What to produce :: Only those lines running from the line that contains "Read all visible content and emit it as JSON." through the end of the material are to be written out, each exactly as shown.
○ ○ ○ ○
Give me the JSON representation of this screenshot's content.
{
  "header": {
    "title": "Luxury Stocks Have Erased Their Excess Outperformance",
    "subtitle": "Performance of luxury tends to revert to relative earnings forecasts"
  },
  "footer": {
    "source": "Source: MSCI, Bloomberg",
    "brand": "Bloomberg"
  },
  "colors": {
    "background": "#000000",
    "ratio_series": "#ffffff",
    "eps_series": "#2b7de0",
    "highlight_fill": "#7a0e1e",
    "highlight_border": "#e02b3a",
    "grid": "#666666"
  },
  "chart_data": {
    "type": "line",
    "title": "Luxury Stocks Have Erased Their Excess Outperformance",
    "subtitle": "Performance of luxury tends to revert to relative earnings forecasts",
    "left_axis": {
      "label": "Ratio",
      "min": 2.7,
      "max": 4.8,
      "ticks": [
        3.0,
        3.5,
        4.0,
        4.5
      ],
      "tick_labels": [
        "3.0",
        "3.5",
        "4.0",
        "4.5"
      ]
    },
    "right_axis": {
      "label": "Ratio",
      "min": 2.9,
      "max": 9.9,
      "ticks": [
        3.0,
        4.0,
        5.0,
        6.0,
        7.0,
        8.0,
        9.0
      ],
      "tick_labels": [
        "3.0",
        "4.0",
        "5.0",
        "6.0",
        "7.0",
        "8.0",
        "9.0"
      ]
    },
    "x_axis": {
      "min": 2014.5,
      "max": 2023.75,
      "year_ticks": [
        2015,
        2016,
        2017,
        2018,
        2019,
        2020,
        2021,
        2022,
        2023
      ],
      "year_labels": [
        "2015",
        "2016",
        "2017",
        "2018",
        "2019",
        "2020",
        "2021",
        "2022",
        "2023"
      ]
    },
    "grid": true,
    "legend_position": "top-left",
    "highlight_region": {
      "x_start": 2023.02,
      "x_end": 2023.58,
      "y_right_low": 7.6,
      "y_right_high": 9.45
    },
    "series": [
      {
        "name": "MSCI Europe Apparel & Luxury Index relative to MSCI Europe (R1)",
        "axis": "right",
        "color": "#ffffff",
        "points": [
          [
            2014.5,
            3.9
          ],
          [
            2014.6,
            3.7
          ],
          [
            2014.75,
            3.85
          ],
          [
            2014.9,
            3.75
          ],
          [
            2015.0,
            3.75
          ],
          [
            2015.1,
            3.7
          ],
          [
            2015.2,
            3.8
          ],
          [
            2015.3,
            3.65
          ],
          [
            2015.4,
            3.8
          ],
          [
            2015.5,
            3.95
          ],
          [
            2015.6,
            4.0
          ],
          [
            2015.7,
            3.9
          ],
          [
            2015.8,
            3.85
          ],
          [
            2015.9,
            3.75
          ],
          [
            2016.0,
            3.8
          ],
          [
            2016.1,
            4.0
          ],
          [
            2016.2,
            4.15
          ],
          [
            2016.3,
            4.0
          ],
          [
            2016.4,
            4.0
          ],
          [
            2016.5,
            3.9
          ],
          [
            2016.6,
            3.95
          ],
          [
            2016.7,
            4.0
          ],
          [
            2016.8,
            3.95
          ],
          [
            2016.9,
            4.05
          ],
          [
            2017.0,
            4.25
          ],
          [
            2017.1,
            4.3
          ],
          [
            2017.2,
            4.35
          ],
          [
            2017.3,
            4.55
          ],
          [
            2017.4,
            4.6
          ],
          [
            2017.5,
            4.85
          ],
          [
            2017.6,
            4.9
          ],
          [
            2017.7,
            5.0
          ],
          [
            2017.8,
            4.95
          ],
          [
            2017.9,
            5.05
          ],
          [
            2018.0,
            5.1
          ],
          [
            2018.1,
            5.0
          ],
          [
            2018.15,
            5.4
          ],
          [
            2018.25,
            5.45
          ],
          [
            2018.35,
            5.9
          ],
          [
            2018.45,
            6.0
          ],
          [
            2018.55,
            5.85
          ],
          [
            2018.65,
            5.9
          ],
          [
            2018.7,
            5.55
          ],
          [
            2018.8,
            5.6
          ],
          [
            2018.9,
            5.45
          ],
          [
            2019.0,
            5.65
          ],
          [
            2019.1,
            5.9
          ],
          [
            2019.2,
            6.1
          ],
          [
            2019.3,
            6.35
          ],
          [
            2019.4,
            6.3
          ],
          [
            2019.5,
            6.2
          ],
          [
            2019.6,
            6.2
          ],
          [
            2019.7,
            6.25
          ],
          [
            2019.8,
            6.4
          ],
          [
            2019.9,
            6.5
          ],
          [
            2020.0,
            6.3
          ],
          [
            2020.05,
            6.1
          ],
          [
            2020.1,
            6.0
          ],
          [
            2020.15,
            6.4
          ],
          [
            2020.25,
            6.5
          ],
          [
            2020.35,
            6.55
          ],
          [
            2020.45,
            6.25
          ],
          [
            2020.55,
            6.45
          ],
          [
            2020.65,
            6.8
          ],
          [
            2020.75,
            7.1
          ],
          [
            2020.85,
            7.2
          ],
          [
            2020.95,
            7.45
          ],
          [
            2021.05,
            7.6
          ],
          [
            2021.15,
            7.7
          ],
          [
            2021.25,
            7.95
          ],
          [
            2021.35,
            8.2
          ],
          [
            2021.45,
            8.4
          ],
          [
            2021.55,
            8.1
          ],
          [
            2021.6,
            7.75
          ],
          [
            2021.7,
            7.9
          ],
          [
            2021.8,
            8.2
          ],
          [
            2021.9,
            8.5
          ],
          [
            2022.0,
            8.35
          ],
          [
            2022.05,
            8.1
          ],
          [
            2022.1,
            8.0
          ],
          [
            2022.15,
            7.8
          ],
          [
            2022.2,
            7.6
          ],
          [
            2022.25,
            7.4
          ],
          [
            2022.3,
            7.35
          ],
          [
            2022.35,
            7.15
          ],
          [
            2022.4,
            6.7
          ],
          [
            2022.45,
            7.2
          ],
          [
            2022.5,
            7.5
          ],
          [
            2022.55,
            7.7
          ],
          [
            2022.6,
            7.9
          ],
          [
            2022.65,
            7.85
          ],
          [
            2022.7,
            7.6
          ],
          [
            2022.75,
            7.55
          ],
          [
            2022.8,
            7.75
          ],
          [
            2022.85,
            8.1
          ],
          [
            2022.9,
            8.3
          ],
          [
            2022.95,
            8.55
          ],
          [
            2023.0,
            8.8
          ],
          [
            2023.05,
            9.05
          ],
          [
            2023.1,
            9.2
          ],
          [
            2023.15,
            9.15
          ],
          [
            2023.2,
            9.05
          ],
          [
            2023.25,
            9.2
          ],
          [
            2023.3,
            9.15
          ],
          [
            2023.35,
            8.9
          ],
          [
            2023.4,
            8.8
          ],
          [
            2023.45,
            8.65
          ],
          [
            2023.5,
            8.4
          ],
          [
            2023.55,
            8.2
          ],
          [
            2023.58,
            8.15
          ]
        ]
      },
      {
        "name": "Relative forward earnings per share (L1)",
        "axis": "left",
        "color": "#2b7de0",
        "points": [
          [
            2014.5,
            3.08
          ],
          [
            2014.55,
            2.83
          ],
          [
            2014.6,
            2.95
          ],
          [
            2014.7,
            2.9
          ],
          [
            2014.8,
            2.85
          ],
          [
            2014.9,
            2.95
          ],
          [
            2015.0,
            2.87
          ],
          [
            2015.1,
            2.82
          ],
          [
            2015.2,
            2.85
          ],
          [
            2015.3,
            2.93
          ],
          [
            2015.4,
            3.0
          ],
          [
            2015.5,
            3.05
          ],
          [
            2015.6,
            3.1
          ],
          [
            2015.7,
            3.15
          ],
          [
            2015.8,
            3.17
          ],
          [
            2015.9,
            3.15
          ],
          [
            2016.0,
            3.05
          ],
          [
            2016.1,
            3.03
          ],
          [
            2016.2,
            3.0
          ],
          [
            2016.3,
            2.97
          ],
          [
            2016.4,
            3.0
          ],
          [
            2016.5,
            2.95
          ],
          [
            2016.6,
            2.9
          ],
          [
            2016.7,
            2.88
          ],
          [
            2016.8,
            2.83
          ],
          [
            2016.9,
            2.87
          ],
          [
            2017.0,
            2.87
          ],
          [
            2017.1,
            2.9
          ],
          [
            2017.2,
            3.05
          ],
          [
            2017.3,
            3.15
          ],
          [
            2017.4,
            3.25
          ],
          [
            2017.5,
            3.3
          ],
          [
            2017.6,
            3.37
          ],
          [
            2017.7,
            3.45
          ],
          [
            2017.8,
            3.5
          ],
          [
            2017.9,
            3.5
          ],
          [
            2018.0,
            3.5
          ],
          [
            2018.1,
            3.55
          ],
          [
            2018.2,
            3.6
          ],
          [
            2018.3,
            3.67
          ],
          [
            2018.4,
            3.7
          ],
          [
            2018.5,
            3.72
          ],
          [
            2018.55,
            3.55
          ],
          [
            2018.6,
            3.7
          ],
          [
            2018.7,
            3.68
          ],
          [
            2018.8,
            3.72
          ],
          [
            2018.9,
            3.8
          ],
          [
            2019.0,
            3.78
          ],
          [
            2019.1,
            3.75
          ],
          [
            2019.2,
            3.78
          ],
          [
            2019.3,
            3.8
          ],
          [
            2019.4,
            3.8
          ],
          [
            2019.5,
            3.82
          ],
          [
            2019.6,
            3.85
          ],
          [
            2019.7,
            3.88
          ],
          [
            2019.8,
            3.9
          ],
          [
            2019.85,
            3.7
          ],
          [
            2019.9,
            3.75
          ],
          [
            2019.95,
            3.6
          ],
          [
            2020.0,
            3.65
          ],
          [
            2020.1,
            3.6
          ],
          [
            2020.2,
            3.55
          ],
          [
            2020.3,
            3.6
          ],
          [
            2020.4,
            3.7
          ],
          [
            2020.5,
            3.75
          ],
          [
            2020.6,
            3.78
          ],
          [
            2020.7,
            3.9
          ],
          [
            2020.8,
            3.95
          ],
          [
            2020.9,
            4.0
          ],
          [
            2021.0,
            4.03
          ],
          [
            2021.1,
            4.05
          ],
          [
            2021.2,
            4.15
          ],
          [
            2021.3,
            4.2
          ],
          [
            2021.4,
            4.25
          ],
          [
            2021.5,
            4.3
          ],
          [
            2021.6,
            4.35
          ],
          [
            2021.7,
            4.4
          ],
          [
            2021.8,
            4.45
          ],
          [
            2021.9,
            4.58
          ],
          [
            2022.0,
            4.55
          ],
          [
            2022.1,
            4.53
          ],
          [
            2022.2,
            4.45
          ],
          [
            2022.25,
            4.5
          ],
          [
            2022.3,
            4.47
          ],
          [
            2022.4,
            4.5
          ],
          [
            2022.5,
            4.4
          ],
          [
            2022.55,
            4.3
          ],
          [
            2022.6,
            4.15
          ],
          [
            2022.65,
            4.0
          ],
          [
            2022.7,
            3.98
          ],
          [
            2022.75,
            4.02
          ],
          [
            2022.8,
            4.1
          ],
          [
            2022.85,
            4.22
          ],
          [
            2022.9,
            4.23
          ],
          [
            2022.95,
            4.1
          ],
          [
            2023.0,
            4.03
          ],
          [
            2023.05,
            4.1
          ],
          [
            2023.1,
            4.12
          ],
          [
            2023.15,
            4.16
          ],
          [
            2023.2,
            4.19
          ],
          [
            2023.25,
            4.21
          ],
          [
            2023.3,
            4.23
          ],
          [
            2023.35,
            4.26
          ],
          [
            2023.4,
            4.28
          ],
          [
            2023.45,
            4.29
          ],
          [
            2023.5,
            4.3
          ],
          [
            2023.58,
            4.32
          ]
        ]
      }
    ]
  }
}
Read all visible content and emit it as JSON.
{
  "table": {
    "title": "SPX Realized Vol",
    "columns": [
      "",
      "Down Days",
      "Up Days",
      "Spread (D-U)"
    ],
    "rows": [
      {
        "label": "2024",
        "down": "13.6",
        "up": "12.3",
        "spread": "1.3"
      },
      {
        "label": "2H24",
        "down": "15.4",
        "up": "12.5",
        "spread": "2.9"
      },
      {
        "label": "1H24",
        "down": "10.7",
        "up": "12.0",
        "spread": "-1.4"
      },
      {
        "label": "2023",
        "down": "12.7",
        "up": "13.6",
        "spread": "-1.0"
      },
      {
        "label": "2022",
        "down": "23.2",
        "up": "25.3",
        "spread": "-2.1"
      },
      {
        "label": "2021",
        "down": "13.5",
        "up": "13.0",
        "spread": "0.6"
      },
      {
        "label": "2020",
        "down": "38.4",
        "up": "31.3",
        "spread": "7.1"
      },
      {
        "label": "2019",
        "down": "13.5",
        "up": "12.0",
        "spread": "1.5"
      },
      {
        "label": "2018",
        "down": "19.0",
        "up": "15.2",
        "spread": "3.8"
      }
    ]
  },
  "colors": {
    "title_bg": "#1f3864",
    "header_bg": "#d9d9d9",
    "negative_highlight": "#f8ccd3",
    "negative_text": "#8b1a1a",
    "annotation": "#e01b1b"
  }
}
○ ○ ○ ○
Finished answer ::
Read all visible content and emit it as JSON.
{
  "table": {
    "title": "SPX Realized Vol",
    "columns": [
      "",
      "Down Days",
      "Up Days",
      "Spread (D-U)"
    ],
    "rows": [
      {
        "label": "2024",
        "down": "13.6",
        "up": "12.3",
        "spread": "1.3"
      },
      {
        "label": "2H24",
        "down": "15.4",
        "up": "12.5",
        "spread": "2.9"
      },
      {
        "label": "1H24",
        "down": "10.7",
        "up": "12.0",
        "spread": "-1.4"
      },
      {
        "label": "2023",
        "down": "12.7",
        "up": "13.6",
        "spread": "-1.0"
      },
      {
        "label": "2022",
        "down": "23.2",
        "up": "25.3",
        "spread": "-2.1"
      },
      {
        "label": "2021",
        "down": "13.5",
        "up": "13.0",
        "spread": "0.6"
      },
      {
        "label": "2020",
        "down": "38.4",
        "up": "31.3",
        "spread": "7.1"
      },
      {
        "label": "2019",
        "down": "13.5",
        "up": "12.0",
        "spread": "1.5"
      },
      {
        "label": "2018",
        "down": "19.0",
        "up": "15.2",
        "spread": "3.8"
      }
    ]
  },
  "colors": {
    "title_bg": "#1f3864",
    "header_bg": "#d9d9d9",
    "negative_highlight": "#f8ccd3",
    "negative_text": "#8b1a1a",
    "annotation": "#e01b1b"
  }
}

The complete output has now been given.